[Saved data entries]

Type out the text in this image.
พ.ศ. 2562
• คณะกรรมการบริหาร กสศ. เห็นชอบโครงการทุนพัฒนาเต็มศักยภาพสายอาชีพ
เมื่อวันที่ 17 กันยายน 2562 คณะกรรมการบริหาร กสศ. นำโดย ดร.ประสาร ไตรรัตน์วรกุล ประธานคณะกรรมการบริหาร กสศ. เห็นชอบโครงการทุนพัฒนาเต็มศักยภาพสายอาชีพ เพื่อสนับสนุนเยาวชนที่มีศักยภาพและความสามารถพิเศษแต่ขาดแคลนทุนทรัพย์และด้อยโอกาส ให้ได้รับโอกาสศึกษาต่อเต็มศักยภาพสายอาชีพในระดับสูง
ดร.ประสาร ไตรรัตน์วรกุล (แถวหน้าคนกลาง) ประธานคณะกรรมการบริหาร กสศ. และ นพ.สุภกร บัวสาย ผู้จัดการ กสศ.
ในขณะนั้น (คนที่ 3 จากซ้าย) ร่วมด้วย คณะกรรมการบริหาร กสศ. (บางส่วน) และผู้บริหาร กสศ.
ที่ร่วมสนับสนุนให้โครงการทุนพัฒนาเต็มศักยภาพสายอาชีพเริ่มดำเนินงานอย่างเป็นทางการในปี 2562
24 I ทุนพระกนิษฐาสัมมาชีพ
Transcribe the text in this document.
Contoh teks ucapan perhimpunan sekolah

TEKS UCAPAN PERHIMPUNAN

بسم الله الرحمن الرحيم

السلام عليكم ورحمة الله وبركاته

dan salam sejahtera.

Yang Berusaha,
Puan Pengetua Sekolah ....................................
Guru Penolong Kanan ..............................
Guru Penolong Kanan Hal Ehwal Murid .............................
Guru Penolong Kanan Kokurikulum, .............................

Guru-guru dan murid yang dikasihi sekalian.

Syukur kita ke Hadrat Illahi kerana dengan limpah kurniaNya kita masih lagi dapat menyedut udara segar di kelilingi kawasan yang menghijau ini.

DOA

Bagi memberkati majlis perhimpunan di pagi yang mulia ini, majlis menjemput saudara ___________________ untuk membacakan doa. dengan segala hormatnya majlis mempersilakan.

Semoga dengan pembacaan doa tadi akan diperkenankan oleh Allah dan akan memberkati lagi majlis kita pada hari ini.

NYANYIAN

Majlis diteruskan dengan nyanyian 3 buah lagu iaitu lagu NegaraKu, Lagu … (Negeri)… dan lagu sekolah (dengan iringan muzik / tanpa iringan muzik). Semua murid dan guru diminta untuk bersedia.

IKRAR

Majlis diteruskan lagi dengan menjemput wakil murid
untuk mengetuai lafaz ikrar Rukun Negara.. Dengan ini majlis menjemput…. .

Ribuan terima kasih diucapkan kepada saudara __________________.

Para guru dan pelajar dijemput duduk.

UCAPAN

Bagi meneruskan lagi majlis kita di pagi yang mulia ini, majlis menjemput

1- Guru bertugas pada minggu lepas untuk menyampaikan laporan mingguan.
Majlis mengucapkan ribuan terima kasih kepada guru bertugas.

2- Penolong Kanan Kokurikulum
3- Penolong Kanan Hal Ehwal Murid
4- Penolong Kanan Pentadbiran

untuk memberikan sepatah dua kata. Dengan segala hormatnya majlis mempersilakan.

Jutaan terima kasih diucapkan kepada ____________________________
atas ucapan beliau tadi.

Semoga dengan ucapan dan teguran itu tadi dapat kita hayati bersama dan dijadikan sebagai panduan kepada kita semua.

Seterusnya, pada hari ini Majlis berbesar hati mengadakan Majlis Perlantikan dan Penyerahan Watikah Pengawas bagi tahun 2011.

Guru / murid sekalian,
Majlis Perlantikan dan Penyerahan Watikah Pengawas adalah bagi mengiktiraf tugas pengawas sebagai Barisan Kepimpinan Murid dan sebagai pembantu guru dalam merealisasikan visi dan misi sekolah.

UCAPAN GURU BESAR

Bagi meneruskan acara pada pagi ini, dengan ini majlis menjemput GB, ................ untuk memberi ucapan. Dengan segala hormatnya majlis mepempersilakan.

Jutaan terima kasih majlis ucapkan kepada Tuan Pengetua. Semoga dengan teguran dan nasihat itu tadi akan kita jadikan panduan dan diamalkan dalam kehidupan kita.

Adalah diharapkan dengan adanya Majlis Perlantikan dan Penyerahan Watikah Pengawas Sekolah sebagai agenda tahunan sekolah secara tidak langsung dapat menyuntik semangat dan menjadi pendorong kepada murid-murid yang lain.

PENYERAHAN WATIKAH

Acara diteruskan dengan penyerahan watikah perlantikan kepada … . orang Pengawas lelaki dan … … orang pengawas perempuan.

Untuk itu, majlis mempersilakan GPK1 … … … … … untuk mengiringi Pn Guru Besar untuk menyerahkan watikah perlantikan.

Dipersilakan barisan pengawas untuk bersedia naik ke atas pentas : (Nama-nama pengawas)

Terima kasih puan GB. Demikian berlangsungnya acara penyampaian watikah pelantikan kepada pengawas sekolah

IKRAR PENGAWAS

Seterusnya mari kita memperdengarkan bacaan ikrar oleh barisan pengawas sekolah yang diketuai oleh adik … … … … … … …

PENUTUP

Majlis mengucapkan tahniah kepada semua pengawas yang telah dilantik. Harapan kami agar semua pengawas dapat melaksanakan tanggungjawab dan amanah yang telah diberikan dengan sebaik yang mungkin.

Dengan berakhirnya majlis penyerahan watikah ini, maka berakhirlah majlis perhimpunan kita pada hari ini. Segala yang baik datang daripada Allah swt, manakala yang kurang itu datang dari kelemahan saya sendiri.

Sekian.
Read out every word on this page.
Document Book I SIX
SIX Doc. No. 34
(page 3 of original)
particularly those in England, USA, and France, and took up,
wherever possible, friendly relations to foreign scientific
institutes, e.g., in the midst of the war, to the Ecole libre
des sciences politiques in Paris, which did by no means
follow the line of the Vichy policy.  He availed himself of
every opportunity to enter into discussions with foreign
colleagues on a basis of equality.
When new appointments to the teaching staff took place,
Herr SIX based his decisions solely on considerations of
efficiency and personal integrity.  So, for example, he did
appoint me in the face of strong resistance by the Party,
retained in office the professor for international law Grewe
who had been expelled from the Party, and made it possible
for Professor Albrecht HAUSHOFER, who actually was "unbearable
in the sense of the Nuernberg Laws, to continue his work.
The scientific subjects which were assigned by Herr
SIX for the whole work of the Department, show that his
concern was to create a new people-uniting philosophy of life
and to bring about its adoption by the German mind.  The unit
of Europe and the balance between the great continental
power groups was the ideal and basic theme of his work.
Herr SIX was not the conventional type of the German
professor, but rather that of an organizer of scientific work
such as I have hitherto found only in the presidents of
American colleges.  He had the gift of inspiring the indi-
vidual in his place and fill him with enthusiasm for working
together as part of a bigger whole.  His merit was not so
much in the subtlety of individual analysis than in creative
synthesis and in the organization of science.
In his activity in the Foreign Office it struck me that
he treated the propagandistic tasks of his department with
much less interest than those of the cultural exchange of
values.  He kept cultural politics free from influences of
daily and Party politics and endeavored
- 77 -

→ TASK TO COMPLETE: Please list every line of the records that contains "took".

→ RESPONSE TO THE EXERCISE:
particularly those in England, USA, and France, and took up,
When new appointments to the teaching staff took place,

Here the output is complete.